::: Entries provided
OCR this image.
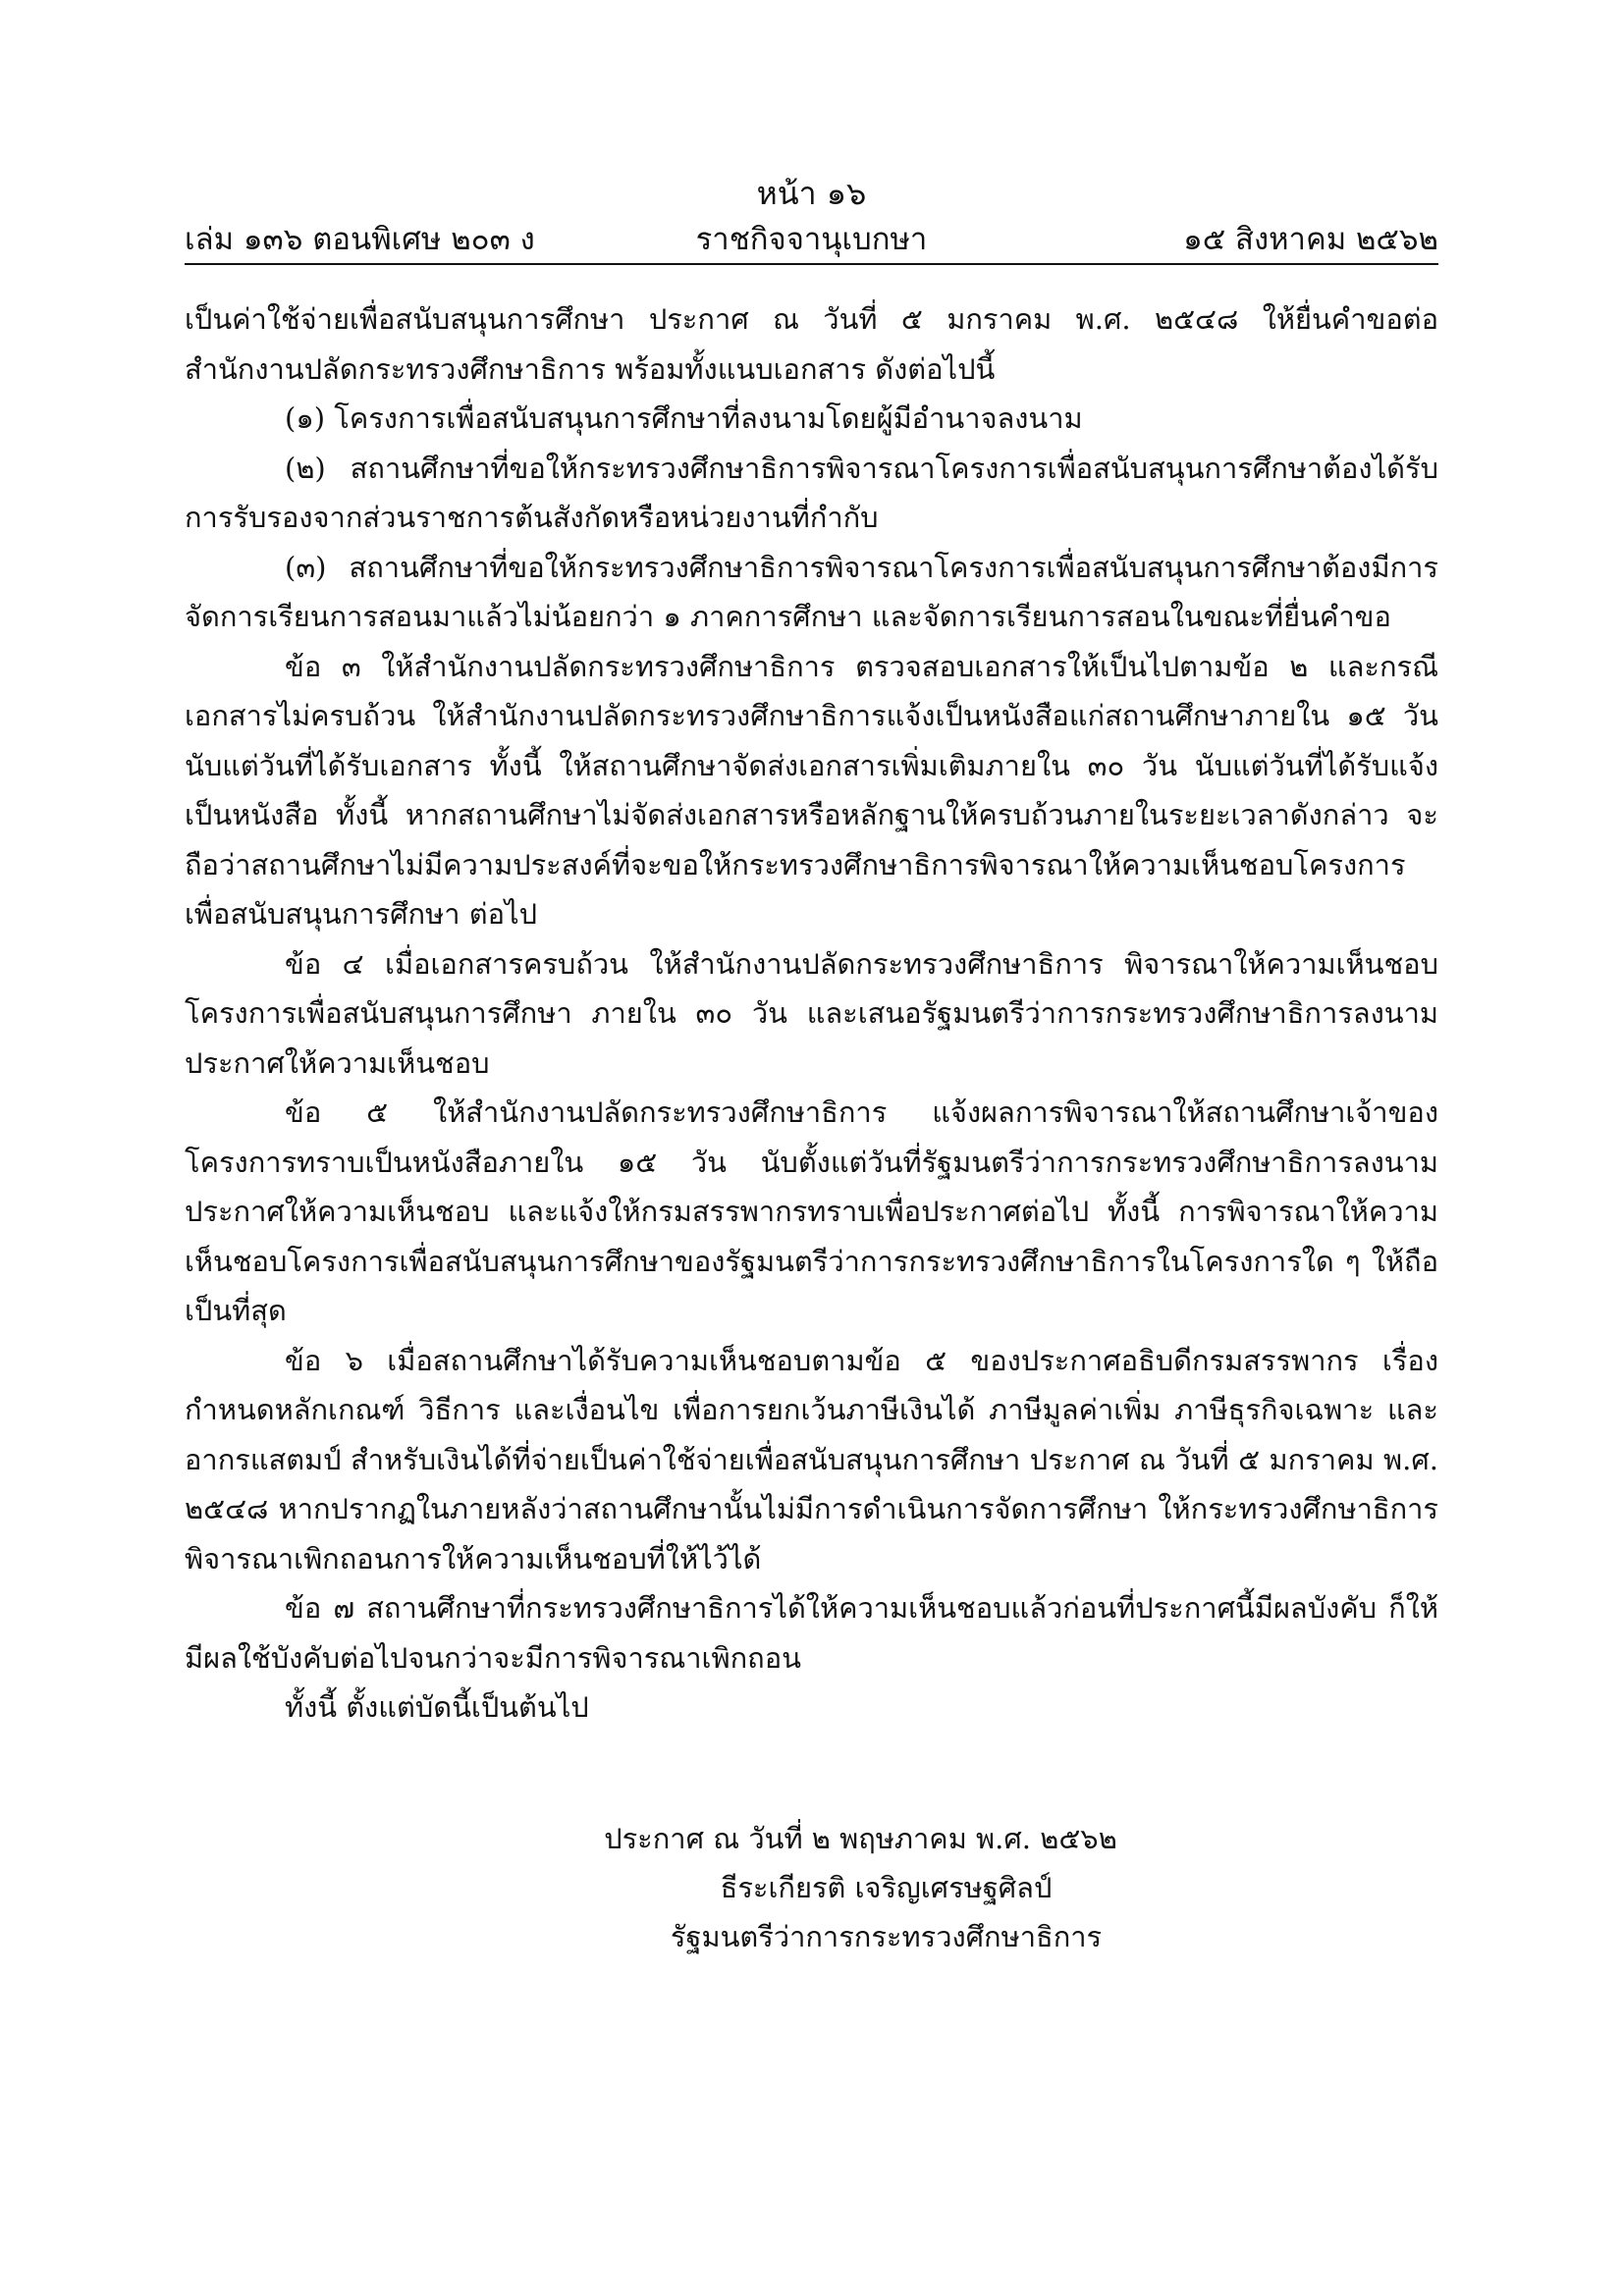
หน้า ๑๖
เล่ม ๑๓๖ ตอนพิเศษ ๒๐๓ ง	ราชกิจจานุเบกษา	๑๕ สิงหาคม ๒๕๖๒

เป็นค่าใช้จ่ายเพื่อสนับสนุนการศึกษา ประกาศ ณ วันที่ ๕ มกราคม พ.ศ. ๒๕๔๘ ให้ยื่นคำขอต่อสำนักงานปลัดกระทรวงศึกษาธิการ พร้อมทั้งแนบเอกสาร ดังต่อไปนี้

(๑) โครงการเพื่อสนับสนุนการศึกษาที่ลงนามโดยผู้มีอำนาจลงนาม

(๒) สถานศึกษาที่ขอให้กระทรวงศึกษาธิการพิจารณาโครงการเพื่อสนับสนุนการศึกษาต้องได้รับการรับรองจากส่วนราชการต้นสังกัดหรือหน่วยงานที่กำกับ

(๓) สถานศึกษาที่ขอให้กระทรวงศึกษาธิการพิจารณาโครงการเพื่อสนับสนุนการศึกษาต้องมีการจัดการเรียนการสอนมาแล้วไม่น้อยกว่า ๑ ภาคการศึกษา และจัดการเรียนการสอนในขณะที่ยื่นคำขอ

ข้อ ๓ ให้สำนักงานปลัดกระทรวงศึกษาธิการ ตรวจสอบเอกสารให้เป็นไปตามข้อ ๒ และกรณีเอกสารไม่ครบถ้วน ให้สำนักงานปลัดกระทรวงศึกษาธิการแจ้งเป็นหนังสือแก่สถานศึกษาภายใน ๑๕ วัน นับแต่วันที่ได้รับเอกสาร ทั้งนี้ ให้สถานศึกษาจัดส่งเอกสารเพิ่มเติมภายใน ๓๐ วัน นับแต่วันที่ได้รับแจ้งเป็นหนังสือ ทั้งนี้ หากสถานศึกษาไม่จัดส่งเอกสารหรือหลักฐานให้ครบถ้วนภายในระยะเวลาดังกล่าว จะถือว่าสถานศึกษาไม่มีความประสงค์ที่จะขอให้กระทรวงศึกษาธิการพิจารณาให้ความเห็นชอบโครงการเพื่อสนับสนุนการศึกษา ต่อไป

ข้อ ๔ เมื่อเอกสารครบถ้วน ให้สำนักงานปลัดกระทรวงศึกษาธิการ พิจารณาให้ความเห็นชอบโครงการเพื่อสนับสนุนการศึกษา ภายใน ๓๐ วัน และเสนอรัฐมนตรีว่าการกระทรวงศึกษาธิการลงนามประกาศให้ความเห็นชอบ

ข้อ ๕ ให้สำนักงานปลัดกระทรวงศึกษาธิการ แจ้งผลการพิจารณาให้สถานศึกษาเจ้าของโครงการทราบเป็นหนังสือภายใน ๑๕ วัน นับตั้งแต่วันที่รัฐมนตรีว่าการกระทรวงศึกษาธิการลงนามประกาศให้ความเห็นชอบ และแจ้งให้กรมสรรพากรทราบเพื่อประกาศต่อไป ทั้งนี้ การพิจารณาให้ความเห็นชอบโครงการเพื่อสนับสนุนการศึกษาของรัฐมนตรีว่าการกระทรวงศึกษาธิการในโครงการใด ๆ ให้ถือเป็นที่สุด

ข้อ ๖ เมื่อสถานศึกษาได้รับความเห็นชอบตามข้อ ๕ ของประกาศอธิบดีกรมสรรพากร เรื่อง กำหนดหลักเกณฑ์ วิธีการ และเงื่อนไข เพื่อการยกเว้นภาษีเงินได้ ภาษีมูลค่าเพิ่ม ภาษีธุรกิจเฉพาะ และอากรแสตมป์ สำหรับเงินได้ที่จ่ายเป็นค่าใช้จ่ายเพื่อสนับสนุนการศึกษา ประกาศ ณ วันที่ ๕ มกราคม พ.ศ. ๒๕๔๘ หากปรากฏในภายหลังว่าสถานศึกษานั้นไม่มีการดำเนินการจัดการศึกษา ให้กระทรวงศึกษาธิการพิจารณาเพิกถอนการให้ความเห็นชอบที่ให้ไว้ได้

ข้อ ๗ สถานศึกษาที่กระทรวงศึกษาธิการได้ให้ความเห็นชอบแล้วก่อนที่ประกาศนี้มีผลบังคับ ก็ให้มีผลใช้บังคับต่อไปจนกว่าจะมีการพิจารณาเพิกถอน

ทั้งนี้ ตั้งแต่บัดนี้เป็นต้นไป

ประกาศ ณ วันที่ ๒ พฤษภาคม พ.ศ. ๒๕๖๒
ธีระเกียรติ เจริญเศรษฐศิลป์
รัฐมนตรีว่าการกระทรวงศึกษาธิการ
::::::
::: Entries provided
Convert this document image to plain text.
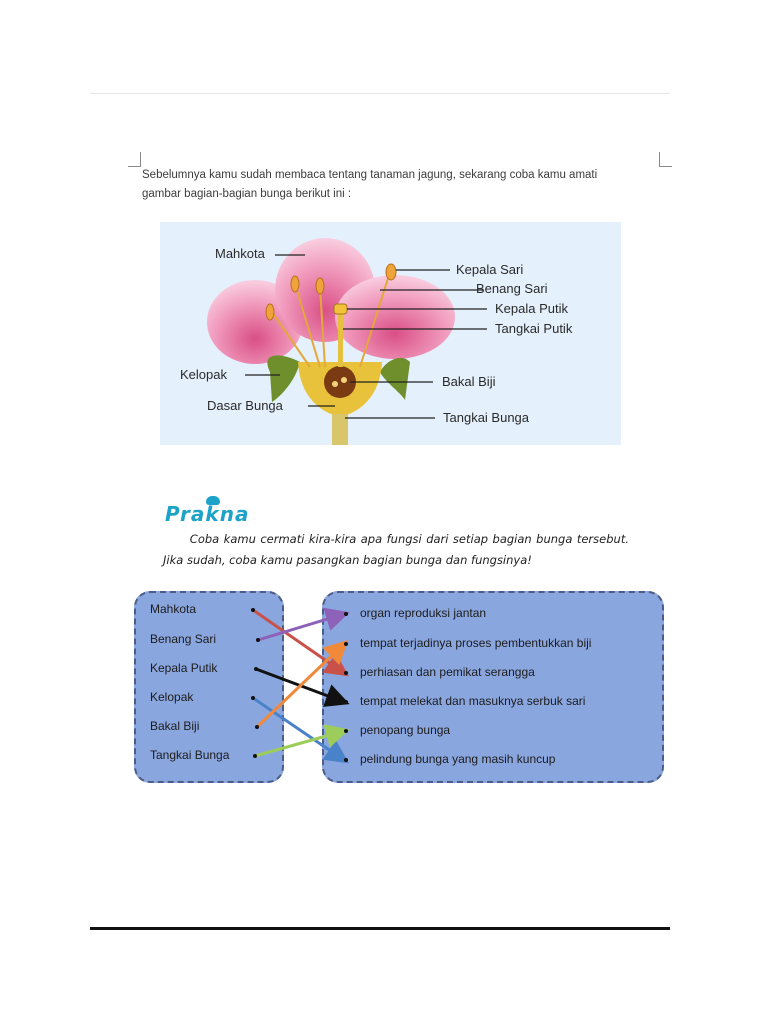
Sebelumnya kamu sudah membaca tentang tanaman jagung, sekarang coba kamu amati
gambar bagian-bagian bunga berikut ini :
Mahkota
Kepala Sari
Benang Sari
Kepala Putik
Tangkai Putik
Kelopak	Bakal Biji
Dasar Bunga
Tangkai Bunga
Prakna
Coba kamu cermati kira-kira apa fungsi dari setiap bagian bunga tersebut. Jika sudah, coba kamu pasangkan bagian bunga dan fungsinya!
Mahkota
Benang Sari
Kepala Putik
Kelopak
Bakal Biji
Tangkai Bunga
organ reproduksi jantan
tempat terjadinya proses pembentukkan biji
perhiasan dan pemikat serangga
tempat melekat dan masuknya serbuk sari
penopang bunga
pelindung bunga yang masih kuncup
::::::
For each line of the listing that holds the word "image", show that line.

Answer below –
OCR this image.
Convert this document image to plain text.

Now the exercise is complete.